*Task statement*. From the listing below, pick out each line with the word "JSON".

*Exercise materials*.
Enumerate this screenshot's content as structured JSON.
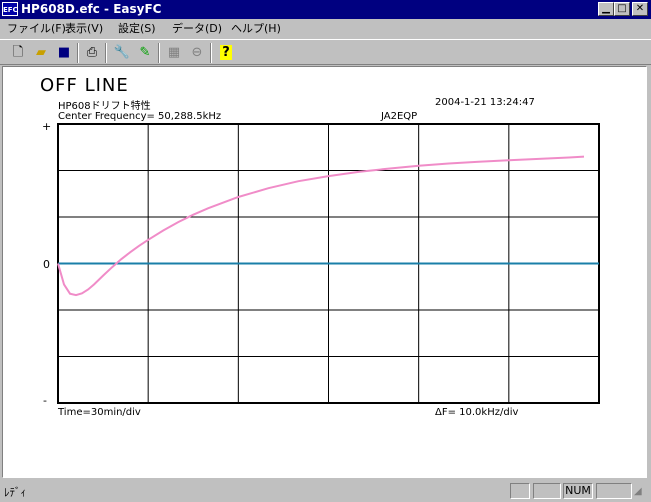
{
  "window": {
    "app_icon_text": "EFC",
    "title": "HP608D.efc - EasyFC"
  },
  "menu": [
    {
      "label": "ファイル(F)"
    },
    {
      "label": "表示(V)"
    },
    {
      "label": "設定(S)"
    },
    {
      "label": "データ(D)"
    },
    {
      "label": "ヘルプ(H)"
    }
  ],
  "toolbar": {
    "icons": [
      "new-file-icon",
      "open-folder-icon",
      "save-icon",
      "print-icon",
      "wrench-icon",
      "marker-icon",
      "grid-disabled-icon",
      "stop-disabled-icon",
      "help-icon"
    ]
  },
  "plot": {
    "mode": "OFF LINE",
    "name": "HP608ドリフト特性",
    "datetime": "2004-1-21  13:24:47",
    "center_frequency": "Center Frequency=   50,288.5kHz",
    "callsign": "JA2EQP",
    "time_div": "Time=30min/div",
    "freq_div": "ΔF=    10.0kHz/div",
    "y_top_label": "+",
    "y_zero_label": "0",
    "y_bottom_label": "-",
    "grid_color": "#000000",
    "zero_line_color": "#1a7fa8",
    "curve_color": "#f08cc8"
  },
  "chart_data": {
    "type": "line",
    "xlabel": "Time=30min/div",
    "ylabel": "",
    "x_unit_note": "minutes",
    "y_unit_note": "kHz deviation",
    "xlim": [
      0,
      180
    ],
    "ylim": [
      -30,
      30
    ],
    "grid": true,
    "series": [
      {
        "values_x": [
          0,
          2,
          4,
          6,
          8,
          10,
          12,
          15,
          18,
          21,
          24,
          27,
          30,
          35,
          40,
          45,
          50,
          55,
          60,
          70,
          80,
          90,
          100,
          110,
          120,
          130,
          140,
          150,
          160,
          170,
          175
        ],
        "values_y": [
          0,
          -4.5,
          -6.5,
          -6.8,
          -6.4,
          -5.6,
          -4.5,
          -2.6,
          -0.8,
          0.9,
          2.4,
          3.8,
          5.1,
          7.1,
          8.9,
          10.5,
          11.9,
          13.1,
          14.3,
          16.2,
          17.7,
          18.8,
          19.7,
          20.4,
          21.0,
          21.5,
          21.9,
          22.2,
          22.5,
          22.8,
          23.0
        ]
      }
    ]
  },
  "status": {
    "text": "ﾚﾃﾞｨ",
    "num": "NUM"
  }
}
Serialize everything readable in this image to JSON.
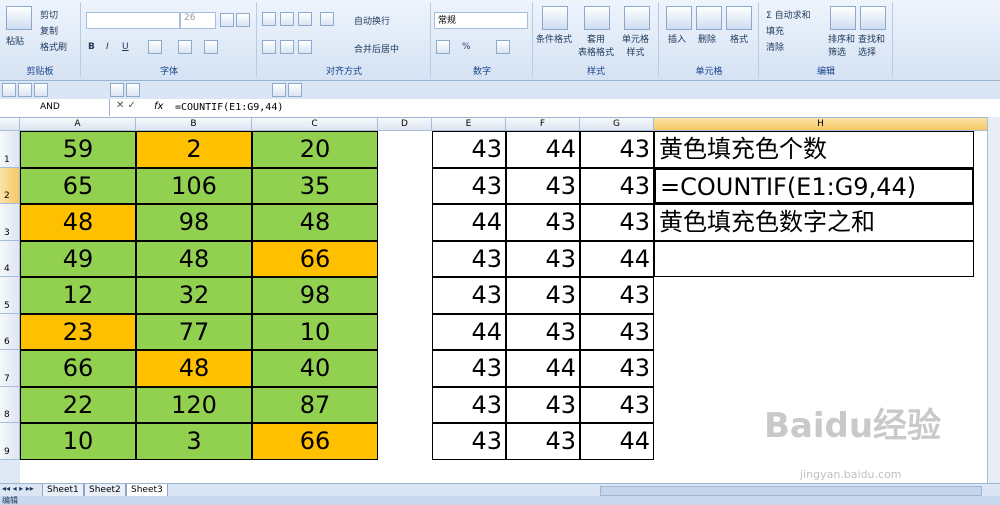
{
  "ribbon": {
    "clipboard": {
      "paste": "粘贴",
      "cut": "剪切",
      "copy": "复制",
      "format_painter": "格式刷",
      "label": "剪贴板"
    },
    "font": {
      "size": "26",
      "bold": "B",
      "italic": "I",
      "underline": "U",
      "label": "字体"
    },
    "alignment": {
      "wrap": "自动换行",
      "merge": "合并后居中",
      "label": "对齐方式"
    },
    "number": {
      "format": "常规",
      "percent": "%",
      "label": "数字"
    },
    "styles": {
      "conditional": "条件格式",
      "table": "套用\n表格格式",
      "cell": "单元格\n样式",
      "label": "样式"
    },
    "cells": {
      "insert": "插入",
      "delete": "删除",
      "format": "格式",
      "label": "单元格"
    },
    "editing": {
      "autosum": "自动求和",
      "fill": "填充",
      "clear": "清除",
      "sort": "排序和\n筛选",
      "find": "查找和\n选择",
      "label": "编辑"
    }
  },
  "formula_bar": {
    "name_box": "AND",
    "fx": "fx",
    "formula": "=COUNTIF(E1:G9,44)"
  },
  "columns": [
    "A",
    "B",
    "C",
    "D",
    "E",
    "F",
    "G",
    "H"
  ],
  "rows": [
    "1",
    "2",
    "3",
    "4",
    "5",
    "6",
    "7",
    "8",
    "9"
  ],
  "colors": {
    "green": "#92d050",
    "yellow": "#ffc000"
  },
  "table_abc": [
    [
      {
        "v": "59",
        "c": "green"
      },
      {
        "v": "2",
        "c": "yellow"
      },
      {
        "v": "20",
        "c": "green"
      }
    ],
    [
      {
        "v": "65",
        "c": "green"
      },
      {
        "v": "106",
        "c": "green"
      },
      {
        "v": "35",
        "c": "green"
      }
    ],
    [
      {
        "v": "48",
        "c": "yellow"
      },
      {
        "v": "98",
        "c": "green"
      },
      {
        "v": "48",
        "c": "green"
      }
    ],
    [
      {
        "v": "49",
        "c": "green"
      },
      {
        "v": "48",
        "c": "green"
      },
      {
        "v": "66",
        "c": "yellow"
      }
    ],
    [
      {
        "v": "12",
        "c": "green"
      },
      {
        "v": "32",
        "c": "green"
      },
      {
        "v": "98",
        "c": "green"
      }
    ],
    [
      {
        "v": "23",
        "c": "yellow"
      },
      {
        "v": "77",
        "c": "green"
      },
      {
        "v": "10",
        "c": "green"
      }
    ],
    [
      {
        "v": "66",
        "c": "green"
      },
      {
        "v": "48",
        "c": "yellow"
      },
      {
        "v": "40",
        "c": "green"
      }
    ],
    [
      {
        "v": "22",
        "c": "green"
      },
      {
        "v": "120",
        "c": "green"
      },
      {
        "v": "87",
        "c": "green"
      }
    ],
    [
      {
        "v": "10",
        "c": "green"
      },
      {
        "v": "3",
        "c": "green"
      },
      {
        "v": "66",
        "c": "yellow"
      }
    ]
  ],
  "table_efg": [
    [
      "43",
      "44",
      "43"
    ],
    [
      "43",
      "43",
      "43"
    ],
    [
      "44",
      "43",
      "43"
    ],
    [
      "43",
      "43",
      "44"
    ],
    [
      "43",
      "43",
      "43"
    ],
    [
      "44",
      "43",
      "43"
    ],
    [
      "43",
      "44",
      "43"
    ],
    [
      "43",
      "43",
      "43"
    ],
    [
      "43",
      "43",
      "44"
    ]
  ],
  "col_h": [
    "黄色填充色个数",
    "=COUNTIF(E1:G9,44)",
    "黄色填充色数字之和",
    ""
  ],
  "sheets": [
    "Sheet1",
    "Sheet2",
    "Sheet3"
  ],
  "status": {
    "mode": "编辑"
  },
  "watermark": {
    "main": "Baidu经验",
    "sub": "jingyan.baidu.com"
  }
}
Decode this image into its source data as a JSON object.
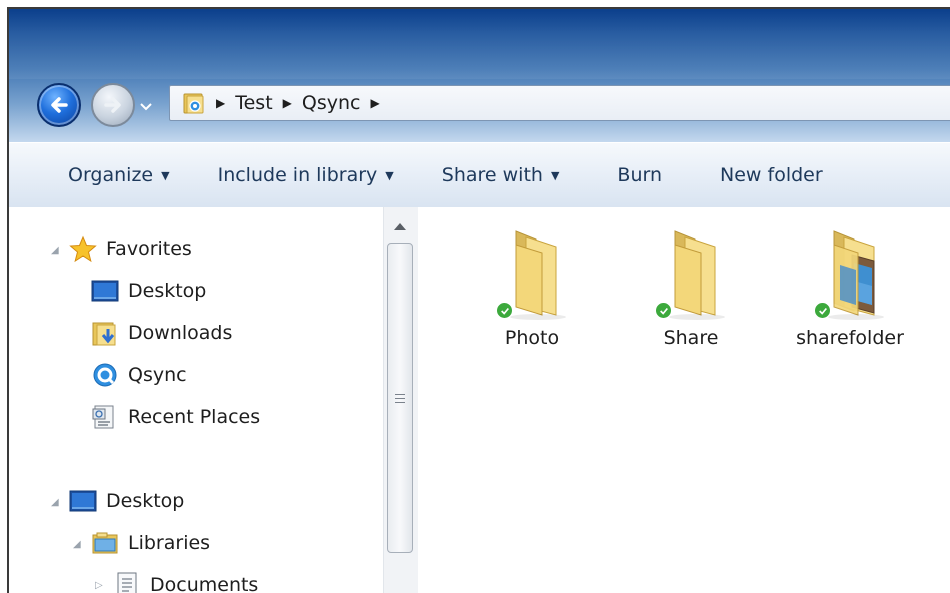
{
  "address": {
    "crumbs": [
      "Test",
      "Qsync"
    ]
  },
  "toolbar": {
    "organize": "Organize",
    "include_in_library": "Include in library",
    "share_with": "Share with",
    "burn": "Burn",
    "new_folder": "New folder"
  },
  "nav": {
    "favorites": "Favorites",
    "desktop_fav": "Desktop",
    "downloads": "Downloads",
    "qsync": "Qsync",
    "recent_places": "Recent Places",
    "desktop_root": "Desktop",
    "libraries": "Libraries",
    "documents": "Documents"
  },
  "files": [
    {
      "name": "Photo",
      "synced": true
    },
    {
      "name": "Share",
      "synced": true
    },
    {
      "name": "sharefolder",
      "synced": true
    }
  ],
  "colors": {
    "accent": "#1e395b",
    "sync_ok": "#3ca93c",
    "folder": "#f3d77a"
  }
}
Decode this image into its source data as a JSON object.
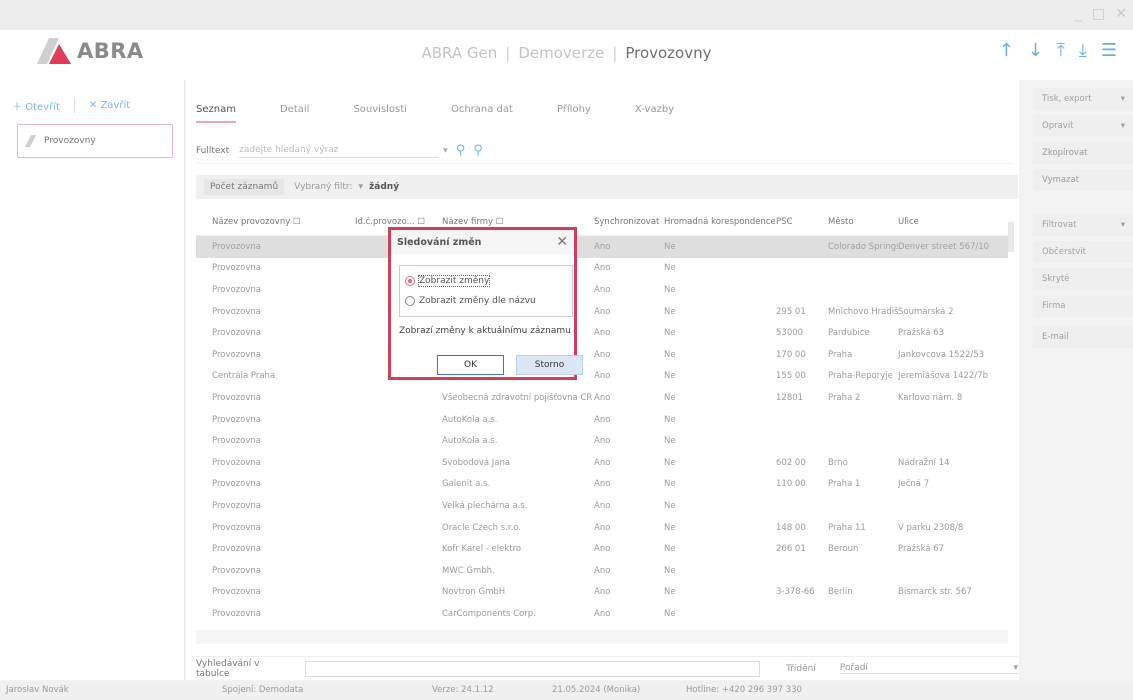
{
  "window": {
    "min": "_",
    "max": "□",
    "close": "✕"
  },
  "header": {
    "logo": "ABRA",
    "app": "ABRA Gen",
    "env": "Demoverze",
    "module": "Provozovny"
  },
  "left": {
    "open": "Otevřít",
    "close": "Zavřít",
    "item": "Provozovny"
  },
  "tabs": [
    "Seznam",
    "Detail",
    "Souvislosti",
    "Ochrana dat",
    "Přílohy",
    "X-vazby"
  ],
  "fulltext": {
    "label": "Fulltext",
    "placeholder": "zadejte hledaný výraz"
  },
  "filter": {
    "count": "Počet záznamů",
    "label": "Vybraný filtr:",
    "value": "žádný"
  },
  "table": {
    "headers": [
      "Název provozovny",
      "Id.č.provozo...",
      "Název firmy",
      "Synchronizovat",
      "Hromadná korespondence",
      "PSČ",
      "Město",
      "Ulice"
    ],
    "rows": [
      [
        "Provozovna",
        "",
        "",
        "Ano",
        "Ne",
        "",
        "Colorado Springs",
        "Denver street 567/10"
      ],
      [
        "Provozovna",
        "",
        "",
        "Ano",
        "Ne",
        "",
        "",
        ""
      ],
      [
        "Provozovna",
        "",
        "",
        "Ano",
        "Ne",
        "",
        "",
        ""
      ],
      [
        "Provozovna",
        "",
        "",
        "Ano",
        "Ne",
        "295 01",
        "Mnichovo Hradišti",
        "Soumarská 2"
      ],
      [
        "Provozovna",
        "",
        "",
        "Ano",
        "Ne",
        "53000",
        "Pardubice",
        "Pražská 63"
      ],
      [
        "Provozovna",
        "",
        "",
        "Ano",
        "Ne",
        "170 00",
        "Praha",
        "Jankovcova 1522/53"
      ],
      [
        "Centrála Praha",
        "",
        "",
        "Ano",
        "Ne",
        "155 00",
        "Praha-Řeporyje",
        "Jeremiášova 1422/7b"
      ],
      [
        "Provozovna",
        "",
        "Všeobecná zdravotní pojišťovna ČR",
        "Ano",
        "Ne",
        "12801",
        "Praha 2",
        "Karlovo nám. 8"
      ],
      [
        "Provozovna",
        "",
        "AutoKola a.s.",
        "Ano",
        "Ne",
        "",
        "",
        ""
      ],
      [
        "Provozovna",
        "",
        "AutoKola a.s.",
        "Ano",
        "Ne",
        "",
        "",
        ""
      ],
      [
        "Provozovna",
        "",
        "Svobodová Jana",
        "Ano",
        "Ne",
        "602 00",
        "Brno",
        "Nádražní 14"
      ],
      [
        "Provozovna",
        "",
        "Galenit a.s.",
        "Ano",
        "Ne",
        "110 00",
        "Praha 1",
        "Ječná 7"
      ],
      [
        "Provozovna",
        "",
        "Velká plechárna a.s.",
        "Ano",
        "Ne",
        "",
        "",
        ""
      ],
      [
        "Provozovna",
        "",
        "Oracle Czech s.r.o.",
        "Ano",
        "Ne",
        "148 00",
        "Praha 11",
        "V parku 2308/8"
      ],
      [
        "Provozovna",
        "",
        "Kofr Karel - elektro",
        "Ano",
        "Ne",
        "266 01",
        "Beroun",
        "Pražská 67"
      ],
      [
        "Provozovna",
        "",
        "MWC Gmbh.",
        "Ano",
        "Ne",
        "",
        "",
        ""
      ],
      [
        "Provozovna",
        "",
        "Novtron GmbH",
        "Ano",
        "Ne",
        "3-378-66",
        "Berlin",
        "Bismarck str. 567"
      ],
      [
        "Provozovna",
        "",
        "CarComponents Corp.",
        "Ano",
        "Ne",
        "",
        "",
        ""
      ]
    ]
  },
  "bottom": {
    "search_label": "Vyhledávání v tabulce",
    "sort_label": "Třídění",
    "sort_value": "Pořadí"
  },
  "right_buttons": [
    "Tisk, export",
    "Opravit",
    "Zkopírovat",
    "Vymazat",
    "Filtrovat",
    "Občerstvit",
    "Skryté",
    "Firma",
    "E-mail"
  ],
  "status": {
    "user": "Jaroslav Novák",
    "conn": "Spojení: Demodata",
    "version": "Verze: 24.1.12",
    "date": "21.05.2024 (Monika)",
    "hotline": "Hotline: +420 296 397 330"
  },
  "dialog": {
    "title": "Sledování změn",
    "opt1": "Zobrazit změny",
    "opt2": "Zobrazit změny dle názvu",
    "desc": "Zobrazí změny k aktuálnímu záznamu",
    "ok": "OK",
    "cancel": "Storno"
  },
  "colors": {
    "accent": "#6bb0e3",
    "dialog_border": "#d33d5a",
    "radio": "#e26a83"
  }
}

*Solution to this task*.
Enumerate this screenshot's content as structured JSON.
Serialize everything readable in this image to JSON.
Decode this image into its source data as a JSON object.
Decode this image into its source data as a JSON object.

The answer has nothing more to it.